(Some records)
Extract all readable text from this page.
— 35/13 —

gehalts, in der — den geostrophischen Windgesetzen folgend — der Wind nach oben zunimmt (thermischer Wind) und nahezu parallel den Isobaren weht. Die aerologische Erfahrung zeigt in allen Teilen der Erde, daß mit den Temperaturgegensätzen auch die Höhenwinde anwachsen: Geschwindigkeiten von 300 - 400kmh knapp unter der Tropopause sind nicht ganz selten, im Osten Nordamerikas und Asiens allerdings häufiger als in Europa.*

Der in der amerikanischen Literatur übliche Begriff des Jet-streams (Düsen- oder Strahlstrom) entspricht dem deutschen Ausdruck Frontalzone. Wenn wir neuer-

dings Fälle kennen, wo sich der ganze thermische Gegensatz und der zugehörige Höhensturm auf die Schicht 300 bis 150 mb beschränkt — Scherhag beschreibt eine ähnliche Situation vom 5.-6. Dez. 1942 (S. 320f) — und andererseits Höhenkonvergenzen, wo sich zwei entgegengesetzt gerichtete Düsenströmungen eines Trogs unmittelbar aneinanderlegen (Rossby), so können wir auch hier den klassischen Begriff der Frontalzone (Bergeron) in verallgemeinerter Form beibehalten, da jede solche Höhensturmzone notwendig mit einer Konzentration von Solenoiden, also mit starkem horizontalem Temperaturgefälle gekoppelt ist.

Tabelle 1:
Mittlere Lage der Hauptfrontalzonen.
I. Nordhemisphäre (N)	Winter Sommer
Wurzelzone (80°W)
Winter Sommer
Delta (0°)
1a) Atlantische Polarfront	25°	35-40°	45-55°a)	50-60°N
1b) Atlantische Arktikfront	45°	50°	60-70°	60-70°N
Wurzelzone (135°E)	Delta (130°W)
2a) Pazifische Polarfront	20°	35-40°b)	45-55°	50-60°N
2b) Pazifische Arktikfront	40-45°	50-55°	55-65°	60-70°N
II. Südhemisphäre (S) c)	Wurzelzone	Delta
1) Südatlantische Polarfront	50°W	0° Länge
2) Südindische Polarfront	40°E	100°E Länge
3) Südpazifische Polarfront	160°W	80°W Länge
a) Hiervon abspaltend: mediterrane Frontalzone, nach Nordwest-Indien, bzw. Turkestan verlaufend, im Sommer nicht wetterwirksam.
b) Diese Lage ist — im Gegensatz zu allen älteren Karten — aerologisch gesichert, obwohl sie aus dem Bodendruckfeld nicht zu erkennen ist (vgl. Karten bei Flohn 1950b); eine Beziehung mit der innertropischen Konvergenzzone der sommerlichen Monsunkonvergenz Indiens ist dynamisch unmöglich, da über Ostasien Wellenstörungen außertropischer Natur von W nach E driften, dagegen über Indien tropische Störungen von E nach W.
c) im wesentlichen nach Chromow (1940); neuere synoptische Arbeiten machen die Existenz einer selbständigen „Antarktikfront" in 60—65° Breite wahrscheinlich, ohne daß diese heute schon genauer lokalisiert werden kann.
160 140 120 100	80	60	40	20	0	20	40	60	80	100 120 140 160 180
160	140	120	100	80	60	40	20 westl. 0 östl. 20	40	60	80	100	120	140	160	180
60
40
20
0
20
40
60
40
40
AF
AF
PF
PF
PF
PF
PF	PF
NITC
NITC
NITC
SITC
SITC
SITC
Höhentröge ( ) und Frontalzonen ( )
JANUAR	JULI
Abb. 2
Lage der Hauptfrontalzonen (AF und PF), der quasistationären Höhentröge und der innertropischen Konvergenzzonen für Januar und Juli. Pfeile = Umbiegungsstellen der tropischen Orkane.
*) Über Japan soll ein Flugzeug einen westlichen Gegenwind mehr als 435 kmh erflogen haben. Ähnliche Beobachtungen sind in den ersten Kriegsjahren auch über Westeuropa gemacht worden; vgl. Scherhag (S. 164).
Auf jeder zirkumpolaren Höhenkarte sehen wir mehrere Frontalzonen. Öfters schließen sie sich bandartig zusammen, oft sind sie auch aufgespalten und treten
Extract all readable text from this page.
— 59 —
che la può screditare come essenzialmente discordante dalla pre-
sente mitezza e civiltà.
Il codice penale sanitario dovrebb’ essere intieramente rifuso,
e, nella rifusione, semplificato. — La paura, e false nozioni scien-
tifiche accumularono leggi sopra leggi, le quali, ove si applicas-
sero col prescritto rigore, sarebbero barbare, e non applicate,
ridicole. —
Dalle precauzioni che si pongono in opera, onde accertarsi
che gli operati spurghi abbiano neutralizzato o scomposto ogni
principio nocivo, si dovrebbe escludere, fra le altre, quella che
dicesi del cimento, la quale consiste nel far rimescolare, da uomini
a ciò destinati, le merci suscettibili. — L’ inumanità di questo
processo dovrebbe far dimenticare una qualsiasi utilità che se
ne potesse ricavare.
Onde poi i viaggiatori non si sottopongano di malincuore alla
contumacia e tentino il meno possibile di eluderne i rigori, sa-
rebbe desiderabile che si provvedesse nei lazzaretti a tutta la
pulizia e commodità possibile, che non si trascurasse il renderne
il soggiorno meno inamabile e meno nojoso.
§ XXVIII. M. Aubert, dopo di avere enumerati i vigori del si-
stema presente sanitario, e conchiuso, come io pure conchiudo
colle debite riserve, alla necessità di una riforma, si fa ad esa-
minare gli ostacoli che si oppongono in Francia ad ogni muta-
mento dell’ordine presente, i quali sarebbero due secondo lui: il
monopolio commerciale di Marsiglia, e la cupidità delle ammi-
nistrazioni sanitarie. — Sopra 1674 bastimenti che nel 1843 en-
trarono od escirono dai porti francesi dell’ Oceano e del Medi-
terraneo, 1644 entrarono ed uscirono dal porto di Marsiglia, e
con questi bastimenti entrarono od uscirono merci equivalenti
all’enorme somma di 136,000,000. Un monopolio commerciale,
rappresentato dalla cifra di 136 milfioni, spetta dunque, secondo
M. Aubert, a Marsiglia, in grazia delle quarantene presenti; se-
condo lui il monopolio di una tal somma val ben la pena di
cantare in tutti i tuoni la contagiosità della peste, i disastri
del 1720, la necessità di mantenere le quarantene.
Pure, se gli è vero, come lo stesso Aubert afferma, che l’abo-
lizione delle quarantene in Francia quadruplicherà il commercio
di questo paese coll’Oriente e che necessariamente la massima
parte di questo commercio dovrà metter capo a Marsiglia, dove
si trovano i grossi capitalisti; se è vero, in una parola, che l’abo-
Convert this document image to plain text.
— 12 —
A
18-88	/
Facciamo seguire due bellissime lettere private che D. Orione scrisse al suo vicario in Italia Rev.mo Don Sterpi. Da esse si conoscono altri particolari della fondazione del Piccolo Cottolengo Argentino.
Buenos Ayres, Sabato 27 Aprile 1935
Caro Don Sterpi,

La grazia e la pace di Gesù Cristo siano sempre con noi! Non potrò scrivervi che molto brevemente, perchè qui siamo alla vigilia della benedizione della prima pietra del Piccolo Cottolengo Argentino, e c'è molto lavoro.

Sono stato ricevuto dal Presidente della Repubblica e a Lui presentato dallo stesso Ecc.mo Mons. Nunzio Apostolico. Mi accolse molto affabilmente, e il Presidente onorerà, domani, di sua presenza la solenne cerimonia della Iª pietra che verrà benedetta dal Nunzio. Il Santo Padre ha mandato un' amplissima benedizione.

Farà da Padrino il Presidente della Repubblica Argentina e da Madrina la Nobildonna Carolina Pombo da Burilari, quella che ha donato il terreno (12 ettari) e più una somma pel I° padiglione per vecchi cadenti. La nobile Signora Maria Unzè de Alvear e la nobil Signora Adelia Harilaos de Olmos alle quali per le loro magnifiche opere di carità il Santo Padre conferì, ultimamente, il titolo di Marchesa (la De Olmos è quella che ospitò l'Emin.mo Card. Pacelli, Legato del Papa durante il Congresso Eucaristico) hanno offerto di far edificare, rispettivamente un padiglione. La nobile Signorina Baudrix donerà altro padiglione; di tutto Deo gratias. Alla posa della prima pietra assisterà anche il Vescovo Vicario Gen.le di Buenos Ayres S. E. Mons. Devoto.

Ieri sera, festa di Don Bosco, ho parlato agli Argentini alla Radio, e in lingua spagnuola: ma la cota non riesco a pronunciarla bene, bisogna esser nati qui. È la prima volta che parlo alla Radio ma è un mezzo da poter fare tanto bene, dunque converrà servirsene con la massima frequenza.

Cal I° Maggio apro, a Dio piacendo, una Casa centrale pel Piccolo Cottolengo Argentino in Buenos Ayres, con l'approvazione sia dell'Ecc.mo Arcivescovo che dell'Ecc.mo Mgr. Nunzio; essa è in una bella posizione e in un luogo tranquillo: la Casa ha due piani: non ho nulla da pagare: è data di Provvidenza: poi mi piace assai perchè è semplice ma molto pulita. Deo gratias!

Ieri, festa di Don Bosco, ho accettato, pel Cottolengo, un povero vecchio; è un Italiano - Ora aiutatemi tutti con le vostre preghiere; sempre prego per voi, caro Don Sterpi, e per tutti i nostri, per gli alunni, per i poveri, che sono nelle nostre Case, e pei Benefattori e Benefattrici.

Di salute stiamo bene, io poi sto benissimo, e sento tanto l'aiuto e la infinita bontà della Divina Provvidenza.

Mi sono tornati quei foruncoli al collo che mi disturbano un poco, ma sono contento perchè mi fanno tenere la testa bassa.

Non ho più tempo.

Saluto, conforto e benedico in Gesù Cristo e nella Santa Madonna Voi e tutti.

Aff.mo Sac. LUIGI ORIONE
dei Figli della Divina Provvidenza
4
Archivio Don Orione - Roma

WORK INSTRUCTIONS — Only lines holding the string "quarantene" are wanted; gather each one from the entries above.

RESPONSE TO THE TASK —
M. Aubert, a Marsiglia, in grazia delle quarantene presenti; se-
del 1720, la necessità di mantenere le quarantene.
lizione delle quarantene in Francia quadruplicherà il commercio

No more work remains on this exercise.